## TEXT PASSAGE
Varo reminds me very much of Anais Nin another artist Im sure you could scorn, but she was a distinct person in a place and time, the circumstances of which you seem to have little empathy for.

As for exploration, you might see and feel in Varo's work an attitude along the lines of the words of the philosopher Little Richard--"I got what I wanted but I lost what I had." The honesty of that is valuable to me.

CAP said...

Oh wow! Another devastatingly hip putdown from Big Daddy!

I'm so crushed.

youth--less said...

there was a question, but i guess no answer

CAP said...

Why think only you know what an artist does or how it might be described?

(that's an answer not a question)

youth--less said...

my question was--what do you get out of your process? You give this rundown of pros and cons ( or this deconstruction/reconstruction) but you always start out on top and end up on top. you the critical brain. You remind me of John Currin. he does that too, in his paintings. I just dont buy the method

CAP said...

What do I get out of this kind of interpretation? As I’ve said before, I think the object of commentary here is basically to suggest a path into (and out of) the posted work – a way to get at the meaning or reference, that might be missed or ignored elsewhere. But that’s not to say that meaning is pleasant, happy or welcoming.

It’s just one reading of a work that allows many – but hopefully a fresh or interesting one.

(Entries drawn from a collection)

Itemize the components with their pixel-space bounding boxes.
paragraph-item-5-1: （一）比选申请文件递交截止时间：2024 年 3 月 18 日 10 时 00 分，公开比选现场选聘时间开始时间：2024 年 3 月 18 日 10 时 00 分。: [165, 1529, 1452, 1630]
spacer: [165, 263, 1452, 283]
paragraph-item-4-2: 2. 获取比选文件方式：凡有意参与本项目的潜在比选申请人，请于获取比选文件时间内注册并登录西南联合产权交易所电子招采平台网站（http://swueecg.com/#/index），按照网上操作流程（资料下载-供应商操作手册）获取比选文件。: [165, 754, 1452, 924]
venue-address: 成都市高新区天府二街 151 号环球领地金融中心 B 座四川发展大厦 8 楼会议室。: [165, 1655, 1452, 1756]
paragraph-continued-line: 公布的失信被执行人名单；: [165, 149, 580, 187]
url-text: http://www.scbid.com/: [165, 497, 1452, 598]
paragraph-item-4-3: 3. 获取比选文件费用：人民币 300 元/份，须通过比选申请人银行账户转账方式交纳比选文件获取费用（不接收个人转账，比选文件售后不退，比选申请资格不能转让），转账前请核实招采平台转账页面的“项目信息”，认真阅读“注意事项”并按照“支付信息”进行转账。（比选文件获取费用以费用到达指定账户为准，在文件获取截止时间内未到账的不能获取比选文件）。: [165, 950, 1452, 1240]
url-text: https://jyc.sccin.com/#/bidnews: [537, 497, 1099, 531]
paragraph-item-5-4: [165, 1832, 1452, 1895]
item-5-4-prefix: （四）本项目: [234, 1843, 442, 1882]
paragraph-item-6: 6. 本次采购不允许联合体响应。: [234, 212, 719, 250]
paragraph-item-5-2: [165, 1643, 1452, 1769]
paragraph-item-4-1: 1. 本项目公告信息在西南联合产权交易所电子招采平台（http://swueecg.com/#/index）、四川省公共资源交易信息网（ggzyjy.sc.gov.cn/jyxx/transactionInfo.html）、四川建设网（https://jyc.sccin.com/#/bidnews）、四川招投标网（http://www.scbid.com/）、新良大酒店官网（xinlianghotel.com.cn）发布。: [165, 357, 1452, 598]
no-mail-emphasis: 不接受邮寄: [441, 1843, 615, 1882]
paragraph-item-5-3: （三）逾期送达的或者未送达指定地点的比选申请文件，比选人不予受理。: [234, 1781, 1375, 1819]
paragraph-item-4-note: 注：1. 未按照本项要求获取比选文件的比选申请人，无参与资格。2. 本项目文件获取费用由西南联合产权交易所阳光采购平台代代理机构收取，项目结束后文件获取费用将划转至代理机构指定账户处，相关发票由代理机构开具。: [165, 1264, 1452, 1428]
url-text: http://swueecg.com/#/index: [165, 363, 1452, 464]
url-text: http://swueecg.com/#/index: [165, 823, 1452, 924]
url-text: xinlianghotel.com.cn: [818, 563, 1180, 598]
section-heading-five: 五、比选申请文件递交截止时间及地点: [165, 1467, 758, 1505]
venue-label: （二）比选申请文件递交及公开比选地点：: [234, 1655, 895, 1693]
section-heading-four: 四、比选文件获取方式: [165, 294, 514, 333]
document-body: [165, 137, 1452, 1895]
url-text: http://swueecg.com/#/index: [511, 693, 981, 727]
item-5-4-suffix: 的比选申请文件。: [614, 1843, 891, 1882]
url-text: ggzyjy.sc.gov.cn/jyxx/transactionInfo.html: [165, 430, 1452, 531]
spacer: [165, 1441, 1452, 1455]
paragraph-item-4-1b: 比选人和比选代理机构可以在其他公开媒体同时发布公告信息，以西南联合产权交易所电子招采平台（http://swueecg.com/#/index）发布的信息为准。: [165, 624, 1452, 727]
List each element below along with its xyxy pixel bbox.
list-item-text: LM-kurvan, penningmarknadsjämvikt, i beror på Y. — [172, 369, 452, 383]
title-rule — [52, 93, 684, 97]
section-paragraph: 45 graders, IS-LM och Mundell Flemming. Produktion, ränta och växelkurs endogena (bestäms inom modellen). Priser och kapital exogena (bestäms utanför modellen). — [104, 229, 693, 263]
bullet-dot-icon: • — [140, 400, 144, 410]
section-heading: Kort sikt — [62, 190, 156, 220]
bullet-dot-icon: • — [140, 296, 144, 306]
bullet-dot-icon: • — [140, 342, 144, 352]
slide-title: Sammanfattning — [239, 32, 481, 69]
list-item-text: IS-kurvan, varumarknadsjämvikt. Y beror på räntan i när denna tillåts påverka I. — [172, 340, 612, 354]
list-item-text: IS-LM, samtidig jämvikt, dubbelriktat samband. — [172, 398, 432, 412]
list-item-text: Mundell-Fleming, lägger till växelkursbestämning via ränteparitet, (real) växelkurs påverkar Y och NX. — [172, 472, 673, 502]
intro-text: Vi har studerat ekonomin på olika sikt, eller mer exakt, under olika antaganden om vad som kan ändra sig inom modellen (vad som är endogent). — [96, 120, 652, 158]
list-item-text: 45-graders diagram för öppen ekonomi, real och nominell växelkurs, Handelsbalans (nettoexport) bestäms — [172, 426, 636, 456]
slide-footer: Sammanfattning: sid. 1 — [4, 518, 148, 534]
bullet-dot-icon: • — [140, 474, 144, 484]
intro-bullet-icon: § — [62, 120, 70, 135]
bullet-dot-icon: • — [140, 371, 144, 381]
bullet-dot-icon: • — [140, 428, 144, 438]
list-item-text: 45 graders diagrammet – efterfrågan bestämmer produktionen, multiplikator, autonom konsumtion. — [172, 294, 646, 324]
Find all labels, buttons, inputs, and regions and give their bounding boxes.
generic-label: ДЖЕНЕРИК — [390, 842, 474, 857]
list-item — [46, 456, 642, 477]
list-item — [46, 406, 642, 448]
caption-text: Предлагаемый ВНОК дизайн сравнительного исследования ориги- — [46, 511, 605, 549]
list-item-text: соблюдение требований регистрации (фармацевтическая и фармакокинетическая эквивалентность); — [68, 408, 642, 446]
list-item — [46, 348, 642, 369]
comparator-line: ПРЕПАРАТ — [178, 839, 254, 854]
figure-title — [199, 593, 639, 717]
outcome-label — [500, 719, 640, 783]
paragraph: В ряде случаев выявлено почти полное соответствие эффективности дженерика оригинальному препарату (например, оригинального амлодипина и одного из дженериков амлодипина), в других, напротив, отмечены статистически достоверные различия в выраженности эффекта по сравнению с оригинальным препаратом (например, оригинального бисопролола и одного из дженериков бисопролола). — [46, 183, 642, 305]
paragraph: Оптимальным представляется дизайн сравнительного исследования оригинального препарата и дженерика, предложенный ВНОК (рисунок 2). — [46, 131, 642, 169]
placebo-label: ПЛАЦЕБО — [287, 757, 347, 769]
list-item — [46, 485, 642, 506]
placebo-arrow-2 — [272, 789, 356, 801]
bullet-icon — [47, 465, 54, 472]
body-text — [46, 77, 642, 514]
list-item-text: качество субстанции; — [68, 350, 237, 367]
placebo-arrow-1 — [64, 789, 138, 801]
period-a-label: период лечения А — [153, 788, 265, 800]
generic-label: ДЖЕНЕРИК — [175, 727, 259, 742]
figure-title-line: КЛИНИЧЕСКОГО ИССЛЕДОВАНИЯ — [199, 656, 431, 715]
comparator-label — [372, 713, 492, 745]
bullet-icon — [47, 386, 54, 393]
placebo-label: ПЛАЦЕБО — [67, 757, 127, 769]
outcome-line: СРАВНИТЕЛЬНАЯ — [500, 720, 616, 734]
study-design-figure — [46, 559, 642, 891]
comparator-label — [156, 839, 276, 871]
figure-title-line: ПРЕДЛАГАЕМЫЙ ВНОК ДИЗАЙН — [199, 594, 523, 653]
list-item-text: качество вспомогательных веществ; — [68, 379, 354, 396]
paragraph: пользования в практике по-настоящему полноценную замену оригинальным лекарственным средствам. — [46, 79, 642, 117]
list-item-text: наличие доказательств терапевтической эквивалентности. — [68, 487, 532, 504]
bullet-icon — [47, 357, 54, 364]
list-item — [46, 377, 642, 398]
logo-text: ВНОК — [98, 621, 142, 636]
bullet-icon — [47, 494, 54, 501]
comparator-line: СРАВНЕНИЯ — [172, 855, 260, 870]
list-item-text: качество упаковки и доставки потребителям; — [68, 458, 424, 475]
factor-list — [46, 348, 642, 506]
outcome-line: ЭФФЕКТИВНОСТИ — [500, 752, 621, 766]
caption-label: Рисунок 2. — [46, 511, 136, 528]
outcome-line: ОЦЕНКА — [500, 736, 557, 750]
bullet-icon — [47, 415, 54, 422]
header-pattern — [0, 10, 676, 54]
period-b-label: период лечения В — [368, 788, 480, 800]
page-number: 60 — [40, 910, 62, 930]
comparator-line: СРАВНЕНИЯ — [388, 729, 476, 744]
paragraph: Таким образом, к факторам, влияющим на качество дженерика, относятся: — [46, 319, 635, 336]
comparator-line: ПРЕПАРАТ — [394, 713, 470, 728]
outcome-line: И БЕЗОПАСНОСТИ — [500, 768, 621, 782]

## TASKS TO PERFORM
1. According to the comment thread, what does CAP say the commentary is meant to accomplish? Answer in one to three sentences.
2. Return the portion of the comment thread starting with "my question was--what" and going on through "happy or welcoming.".

## ANSWERS GIVEN
1. CAP says the object of the commentary is to suggest a path into, and out of, the posted work. It is meant to offer a way to get at the work's meaning or reference that might be missed or ignored elsewhere. CAP calls it one reading of a work that allows many, ideally a fresh or interesting one.

2.
my question was--what do you get out of your process? You give this rundown of pros and cons ( or this deconstruction/reconstruction) but you always start out on top and end up on top. you the critical brain. You remind me of John Currin. he does that too, in his paintings. I just dont buy the method

CAP said...

What do I get out of this kind of interpretation? As I’ve said before, I think the object of commentary here is basically to suggest a path into (and out of) the posted work – a way to get at the meaning or reference, that might be missed or ignored elsewhere. But that’s not to say that meaning is pleasant, happy or welcoming.